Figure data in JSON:
○ ○ ○
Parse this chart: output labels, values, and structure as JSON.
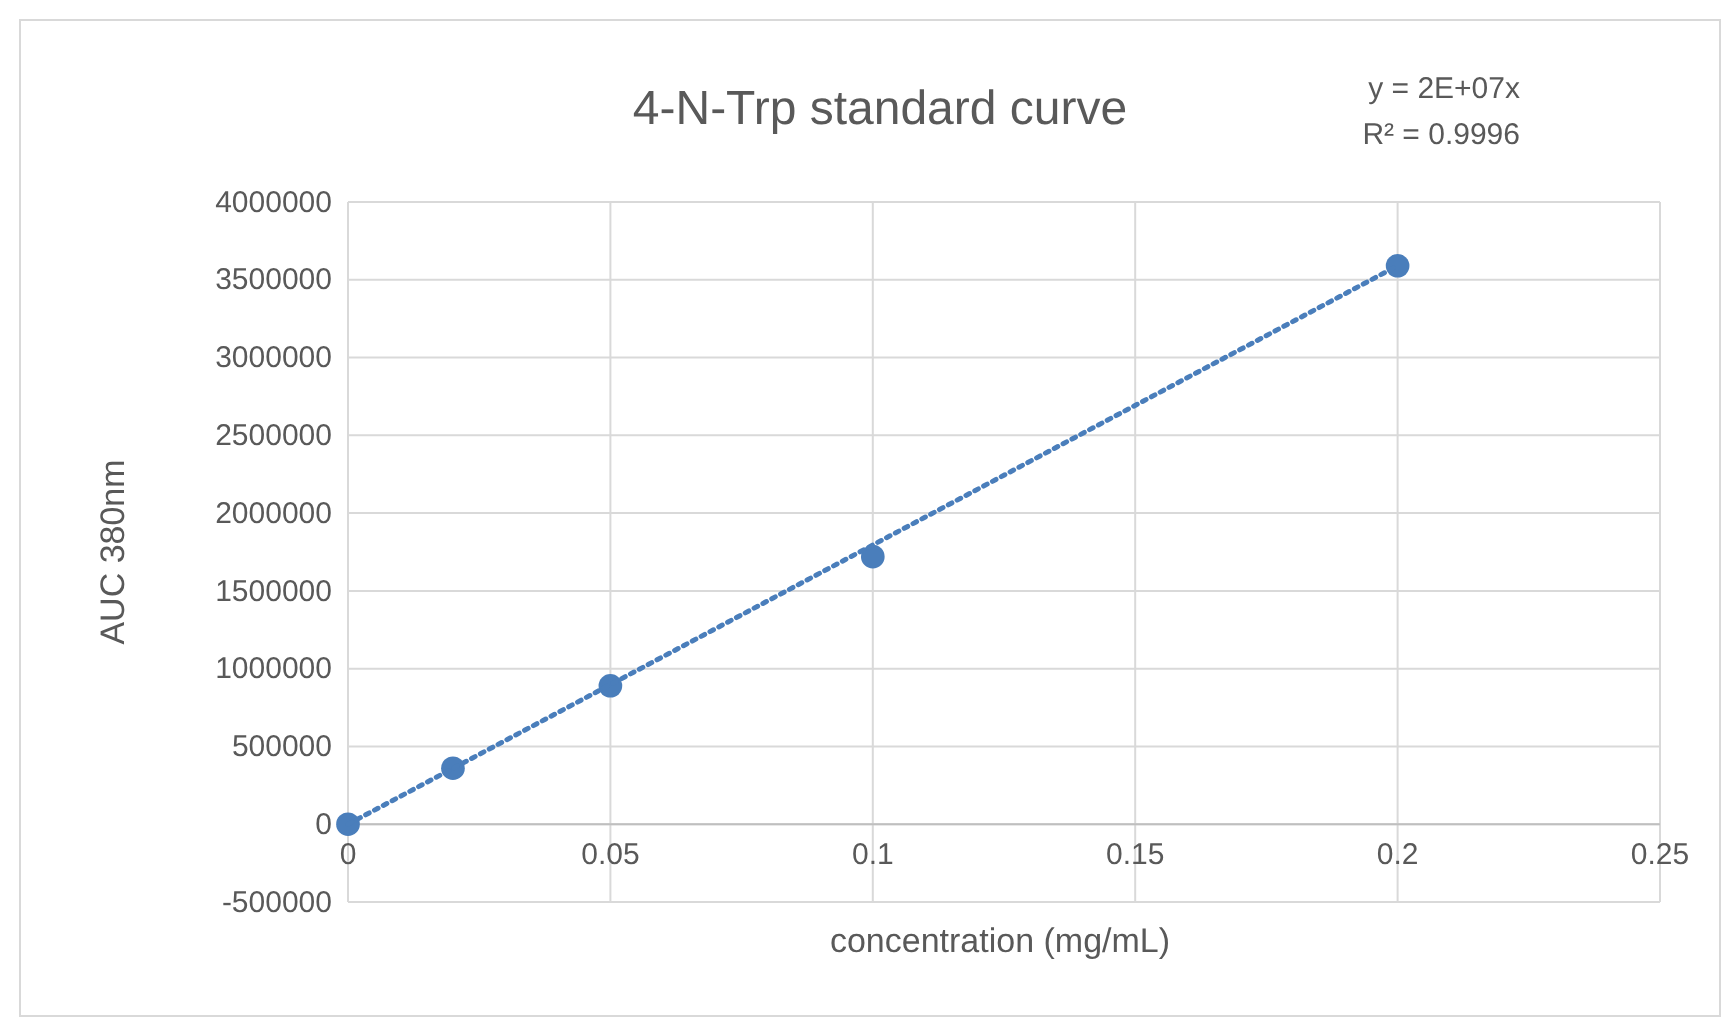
{
  "chart_data": {
    "type": "scatter",
    "title": "4-N-Trp standard curve",
    "xlabel": "concentration (mg/mL)",
    "ylabel": "AUC 380nm",
    "annotations": [
      "y = 2E+07x",
      "R² = 0.9996"
    ],
    "series": [
      {
        "color": "#4a7ebb",
        "marker": "circle",
        "x": [
          0,
          0.02,
          0.05,
          0.1,
          0.2
        ],
        "values": [
          0,
          360000,
          890000,
          1720000,
          3590000
        ]
      },
      {
        "type": "line",
        "color": "#4a7ebb",
        "marker": "none",
        "line_style": "dotted",
        "x": [
          0,
          0.2
        ],
        "values": [
          0,
          3590000
        ]
      }
    ],
    "xlim": [
      0,
      0.25
    ],
    "xticks": [
      0,
      0.05,
      0.1,
      0.15,
      0.2,
      0.25
    ],
    "ylim": [
      -500000,
      4000000
    ],
    "yticks": [
      -500000,
      0,
      500000,
      1000000,
      1500000,
      2000000,
      2500000,
      3000000,
      3500000,
      4000000
    ],
    "grid": true
  }
}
○ ○ ○
**Instruction:**
Without the pictures, write out the whole listing above exactly as it appears.

**Result below:**
Parse this chart: output labels, values, and structure as JSON.
{
  "chart_data": {
    "type": "scatter",
    "title": "4-N-Trp standard curve",
    "xlabel": "concentration (mg/mL)",
    "ylabel": "AUC 380nm",
    "annotations": [
      "y = 2E+07x",
      "R² = 0.9996"
    ],
    "series": [
      {
        "color": "#4a7ebb",
        "marker": "circle",
        "x": [
          0,
          0.02,
          0.05,
          0.1,
          0.2
        ],
        "values": [
          0,
          360000,
          890000,
          1720000,
          3590000
        ]
      },
      {
        "type": "line",
        "color": "#4a7ebb",
        "marker": "none",
        "line_style": "dotted",
        "x": [
          0,
          0.2
        ],
        "values": [
          0,
          3590000
        ]
      }
    ],
    "xlim": [
      0,
      0.25
    ],
    "xticks": [
      0,
      0.05,
      0.1,
      0.15,
      0.2,
      0.25
    ],
    "ylim": [
      -500000,
      4000000
    ],
    "yticks": [
      -500000,
      0,
      500000,
      1000000,
      1500000,
      2000000,
      2500000,
      3000000,
      3500000,
      4000000
    ],
    "grid": true
  }
}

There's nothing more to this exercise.